§ **WHAT YOU NEED TO DO**: Look for the string "equations" and copy every line that has it.

(Data records)
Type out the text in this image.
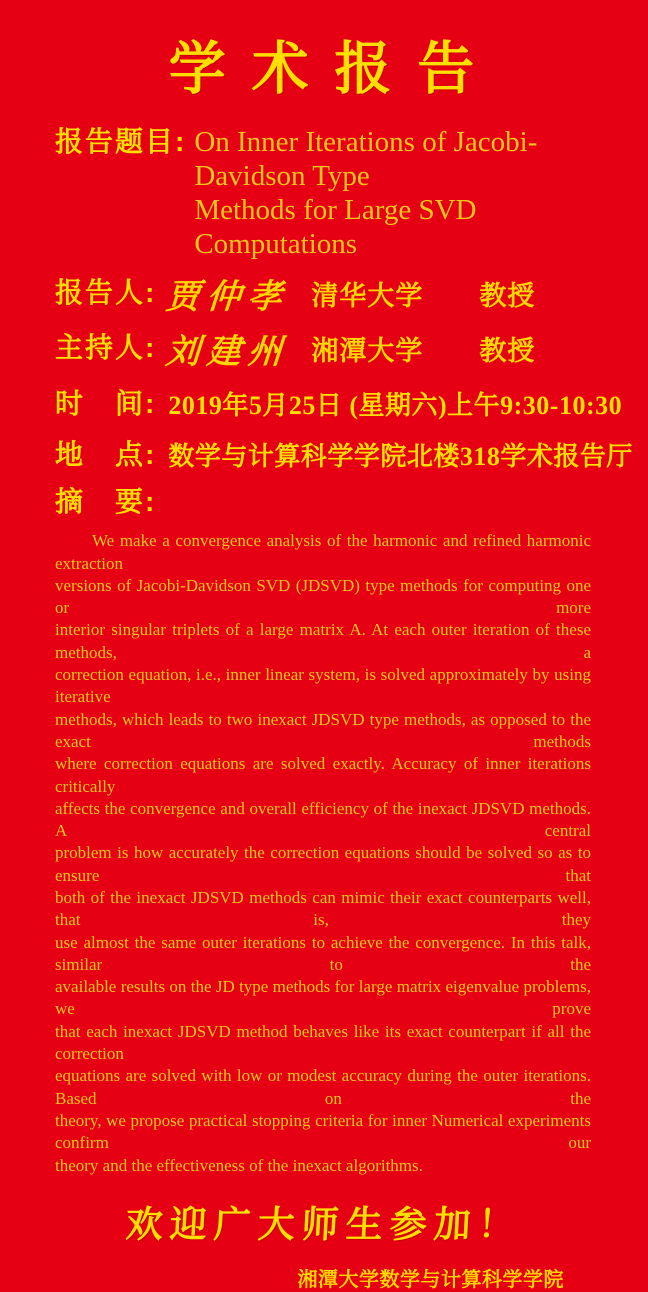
学 术 报 告
报告题目: On Inner Iterations of Jacobi-Davidson Type
Methods for Large SVD Computations
报告人: 贾仲孝 清华大学 教授
主持人: 刘建州 湘潭大学 教授
时　间: 2019年5月25日 (星期六)上午9:30-10:30
地　点: 数学与计算科学学院北楼318学术报告厅
摘　要:
We make a convergence analysis of the harmonic and refined harmonic extraction
versions of Jacobi-Davidson SVD (JDSVD) type methods for computing one or more
interior singular triplets of a large matrix A. At each outer iteration of these methods, a
correction equation, i.e., inner linear system, is solved approximately by using iterative
methods, which leads to two inexact JDSVD type methods, as opposed to the exact methods
where correction equations are solved exactly. Accuracy of inner iterations critically
affects the convergence and overall efficiency of the inexact JDSVD methods. A central
problem is how accurately the correction equations should be solved so as to ensure that
both of the inexact JDSVD methods can mimic their exact counterparts well, that is, they
use almost the same outer iterations to achieve the convergence. In this talk, similar to the
available results on the JD type methods for large matrix eigenvalue problems, we prove
that each inexact JDSVD method behaves like its exact counterpart if all the correction
equations are solved with low or modest accuracy during the outer iterations. Based on the
theory, we propose practical stopping criteria for inner Numerical experiments confirm our
theory and the effectiveness of the inexact algorithms.
欢迎广大师生参加！
湘潭大学数学与计算科学学院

§ **SOLUTION BELOW**:
where correction equations are solved exactly. Accuracy of inner iterations critically
problem is how accurately the correction equations should be solved so as to ensure that
equations are solved with low or modest accuracy during the outer iterations. Based on the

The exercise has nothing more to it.